Exercise goal:
Return the records in full, exactly as given.

+ + + + +

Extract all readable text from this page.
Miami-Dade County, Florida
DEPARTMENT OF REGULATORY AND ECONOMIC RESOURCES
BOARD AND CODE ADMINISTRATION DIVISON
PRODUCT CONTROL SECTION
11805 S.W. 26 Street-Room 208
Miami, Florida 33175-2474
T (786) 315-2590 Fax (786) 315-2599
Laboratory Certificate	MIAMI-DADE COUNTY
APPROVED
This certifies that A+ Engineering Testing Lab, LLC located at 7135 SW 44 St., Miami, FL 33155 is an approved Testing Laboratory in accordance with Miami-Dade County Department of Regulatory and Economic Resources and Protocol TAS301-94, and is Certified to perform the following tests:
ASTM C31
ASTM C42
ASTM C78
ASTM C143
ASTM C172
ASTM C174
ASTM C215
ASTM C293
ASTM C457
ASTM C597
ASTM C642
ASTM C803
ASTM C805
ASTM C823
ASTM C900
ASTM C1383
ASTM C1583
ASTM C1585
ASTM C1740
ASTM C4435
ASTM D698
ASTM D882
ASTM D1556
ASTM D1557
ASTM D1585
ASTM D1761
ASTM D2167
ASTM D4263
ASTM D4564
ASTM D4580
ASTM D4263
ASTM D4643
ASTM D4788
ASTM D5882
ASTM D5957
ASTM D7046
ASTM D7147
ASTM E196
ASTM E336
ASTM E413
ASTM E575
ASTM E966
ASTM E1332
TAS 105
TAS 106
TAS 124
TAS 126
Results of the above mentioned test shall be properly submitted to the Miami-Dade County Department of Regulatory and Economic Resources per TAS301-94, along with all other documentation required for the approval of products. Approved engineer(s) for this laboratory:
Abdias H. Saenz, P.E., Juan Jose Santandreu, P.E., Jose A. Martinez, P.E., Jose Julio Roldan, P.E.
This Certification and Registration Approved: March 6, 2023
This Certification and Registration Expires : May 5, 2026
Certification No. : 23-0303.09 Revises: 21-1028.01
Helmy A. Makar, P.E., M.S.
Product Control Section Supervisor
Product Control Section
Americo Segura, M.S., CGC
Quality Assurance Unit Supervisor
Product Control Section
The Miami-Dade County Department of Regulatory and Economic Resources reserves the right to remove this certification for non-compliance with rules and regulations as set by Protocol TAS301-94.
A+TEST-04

+ + + + +

Written answer:
Extract all readable text from this page.
Miami-Dade County, Florida
DEPARTMENT OF REGULATORY AND ECONOMIC RESOURCES
BOARD AND CODE ADMINISTRATION DIVISON
PRODUCT CONTROL SECTION
11805 S.W. 26 Street-Room 208
Miami, Florida 33175-2474
T (786) 315-2590 Fax (786) 315-2599
Laboratory Certificate	MIAMI-DADE COUNTY
APPROVED
This certifies that A+ Engineering Testing Lab, LLC located at 7135 SW 44 St., Miami, FL 33155 is an approved Testing Laboratory in accordance with Miami-Dade County Department of Regulatory and Economic Resources and Protocol TAS301-94, and is Certified to perform the following tests:
ASTM C31
ASTM C42
ASTM C78
ASTM C143
ASTM C172
ASTM C174
ASTM C215
ASTM C293
ASTM C457
ASTM C597
ASTM C642
ASTM C803
ASTM C805
ASTM C823
ASTM C900
ASTM C1383
ASTM C1583
ASTM C1585
ASTM C1740
ASTM C4435
ASTM D698
ASTM D882
ASTM D1556
ASTM D1557
ASTM D1585
ASTM D1761
ASTM D2167
ASTM D4263
ASTM D4564
ASTM D4580
ASTM D4263
ASTM D4643
ASTM D4788
ASTM D5882
ASTM D5957
ASTM D7046
ASTM D7147
ASTM E196
ASTM E336
ASTM E413
ASTM E575
ASTM E966
ASTM E1332
TAS 105
TAS 106
TAS 124
TAS 126
Results of the above mentioned test shall be properly submitted to the Miami-Dade County Department of Regulatory and Economic Resources per TAS301-94, along with all other documentation required for the approval of products. Approved engineer(s) for this laboratory:
Abdias H. Saenz, P.E., Juan Jose Santandreu, P.E., Jose A. Martinez, P.E., Jose Julio Roldan, P.E.
This Certification and Registration Approved: March 6, 2023
This Certification and Registration Expires : May 5, 2026
Certification No. : 23-0303.09 Revises: 21-1028.01
Helmy A. Makar, P.E., M.S.
Product Control Section Supervisor
Product Control Section
Americo Segura, M.S., CGC
Quality Assurance Unit Supervisor
Product Control Section
The Miami-Dade County Department of Regulatory and Economic Resources reserves the right to remove this certification for non-compliance with rules and regulations as set by Protocol TAS301-94.
A+TEST-04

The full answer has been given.